### TASK GOAL
Reproduce every entry below precisely; do not include the pictures.

## start

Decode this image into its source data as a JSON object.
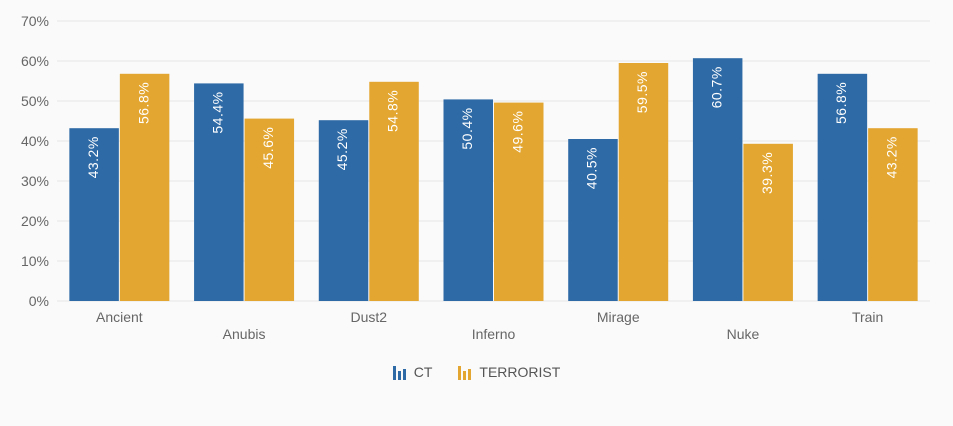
{
  "chart_data": {
    "type": "bar",
    "categories": [
      "Ancient",
      "Anubis",
      "Dust2",
      "Inferno",
      "Mirage",
      "Nuke",
      "Train"
    ],
    "series": [
      {
        "name": "CT",
        "color": "#2e6aa6",
        "values": [
          43.2,
          54.4,
          45.2,
          50.4,
          40.5,
          60.7,
          56.8
        ],
        "labels": [
          "43.2%",
          "54.4%",
          "45.2%",
          "50.4%",
          "40.5%",
          "60.7%",
          "56.8%"
        ]
      },
      {
        "name": "TERRORIST",
        "color": "#e3a630",
        "values": [
          56.8,
          45.6,
          54.8,
          49.6,
          59.5,
          39.3,
          43.2
        ],
        "labels": [
          "56.8%",
          "45.6%",
          "54.8%",
          "49.6%",
          "59.5%",
          "39.3%",
          "43.2%"
        ]
      }
    ],
    "ylim": [
      0,
      70
    ],
    "yticks": [
      "0%",
      "10%",
      "20%",
      "30%",
      "40%",
      "50%",
      "60%",
      "70%"
    ],
    "grid": true,
    "legend_position": "bottom-center",
    "title": "",
    "xlabel": "",
    "ylabel": ""
  },
  "legend": {
    "ct_label": "CT",
    "t_label": "TERRORIST"
  },
  "colors": {
    "ct": "#2e6aa6",
    "t": "#e3a630",
    "grid": "#e6e6e6",
    "axis_text": "#666666"
  }
}
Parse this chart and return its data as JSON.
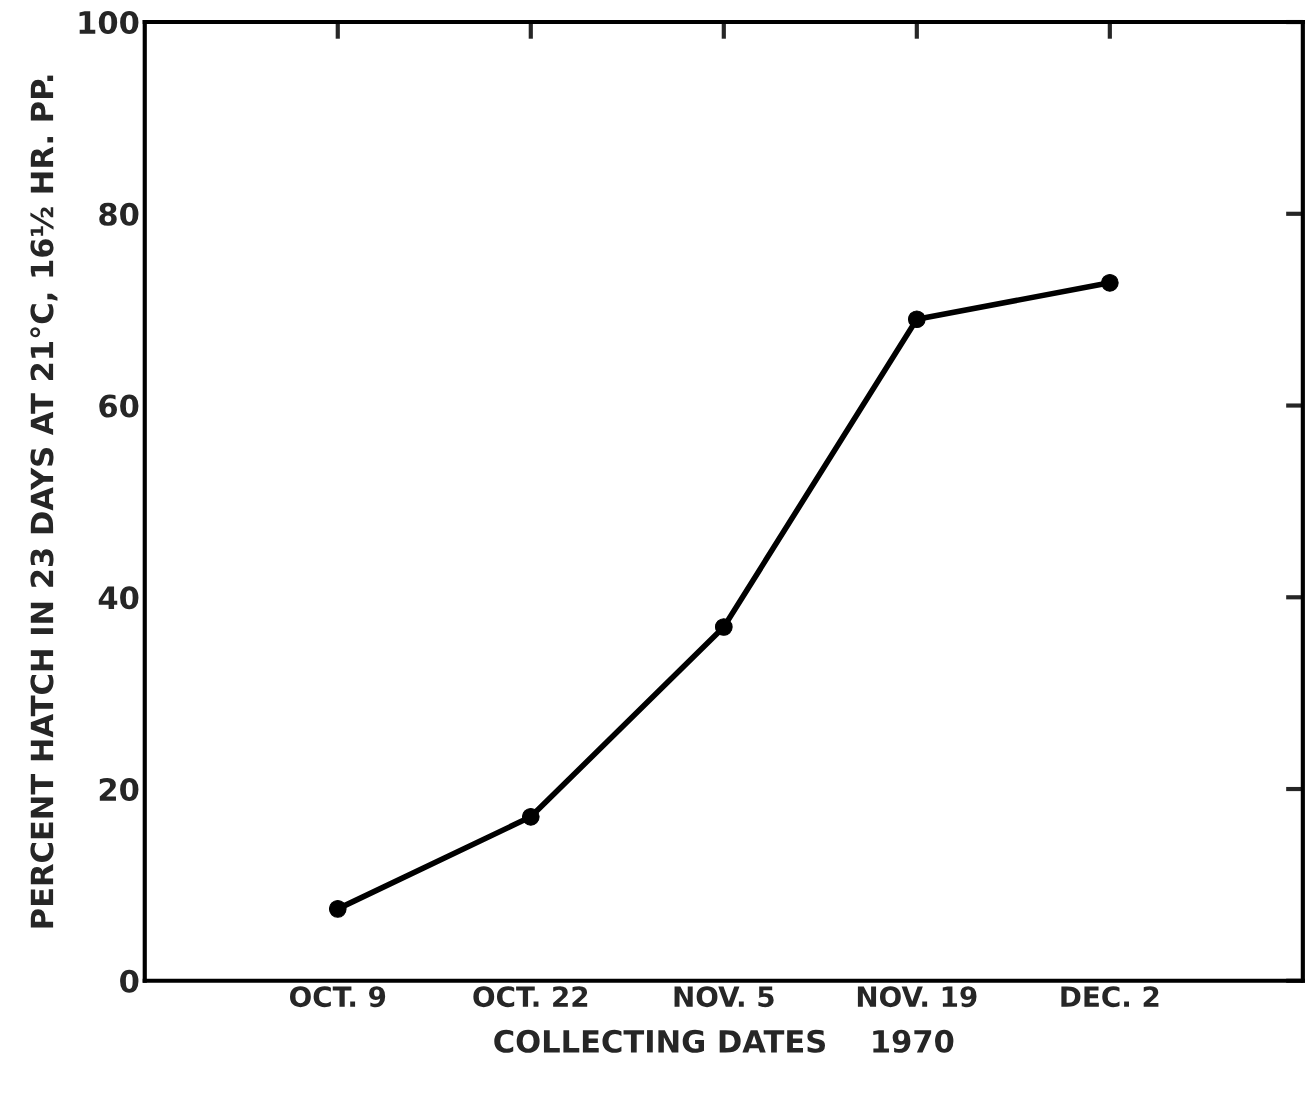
{
  "chart_data": {
    "type": "line",
    "xlabel": "COLLECTING DATES    1970",
    "ylabel": "PERCENT HATCH IN 23 DAYS AT 21°C, 16½ HR. PP.",
    "categories": [
      "OCT. 9",
      "OCT. 22",
      "NOV. 5",
      "NOV. 19",
      "DEC. 2"
    ],
    "series": [
      {
        "color": "#000000",
        "values": [
          7.5,
          17.1,
          36.9,
          69.0,
          72.8
        ]
      }
    ],
    "ylim": [
      0,
      100
    ],
    "yticks": [
      0,
      20,
      40,
      60,
      80,
      100
    ],
    "marker": "circle",
    "line_style": "solid",
    "grid": false
  }
}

## end

### ANSWER FOR THIS EXERCISE
Decode this image into its source data as a JSON object.
{
  "chart_data": {
    "type": "bar",
    "categories": [
      "Ancient",
      "Anubis",
      "Dust2",
      "Inferno",
      "Mirage",
      "Nuke",
      "Train"
    ],
    "series": [
      {
        "name": "CT",
        "color": "#2e6aa6",
        "values": [
          43.2,
          54.4,
          45.2,
          50.4,
          40.5,
          60.7,
          56.8
        ],
        "labels": [
          "43.2%",
          "54.4%",
          "45.2%",
          "50.4%",
          "40.5%",
          "60.7%",
          "56.8%"
        ]
      },
      {
        "name": "TERRORIST",
        "color": "#e3a630",
        "values": [
          56.8,
          45.6,
          54.8,
          49.6,
          59.5,
          39.3,
          43.2
        ],
        "labels": [
          "56.8%",
          "45.6%",
          "54.8%",
          "49.6%",
          "59.5%",
          "39.3%",
          "43.2%"
        ]
      }
    ],
    "ylim": [
      0,
      70
    ],
    "yticks": [
      "0%",
      "10%",
      "20%",
      "30%",
      "40%",
      "50%",
      "60%",
      "70%"
    ],
    "grid": true,
    "legend_position": "bottom-center",
    "title": "",
    "xlabel": "",
    "ylabel": ""
  },
  "legend": {
    "ct_label": "CT",
    "t_label": "TERRORIST"
  },
  "colors": {
    "ct": "#2e6aa6",
    "t": "#e3a630",
    "grid": "#e6e6e6",
    "axis_text": "#666666"
  }
}
Parse this chart and return its data as JSON.
{
  "chart_data": {
    "type": "line",
    "xlabel": "COLLECTING DATES    1970",
    "ylabel": "PERCENT HATCH IN 23 DAYS AT 21°C, 16½ HR. PP.",
    "categories": [
      "OCT. 9",
      "OCT. 22",
      "NOV. 5",
      "NOV. 19",
      "DEC. 2"
    ],
    "series": [
      {
        "color": "#000000",
        "values": [
          7.5,
          17.1,
          36.9,
          69.0,
          72.8
        ]
      }
    ],
    "ylim": [
      0,
      100
    ],
    "yticks": [
      0,
      20,
      40,
      60,
      80,
      100
    ],
    "marker": "circle",
    "line_style": "solid",
    "grid": false
  }
}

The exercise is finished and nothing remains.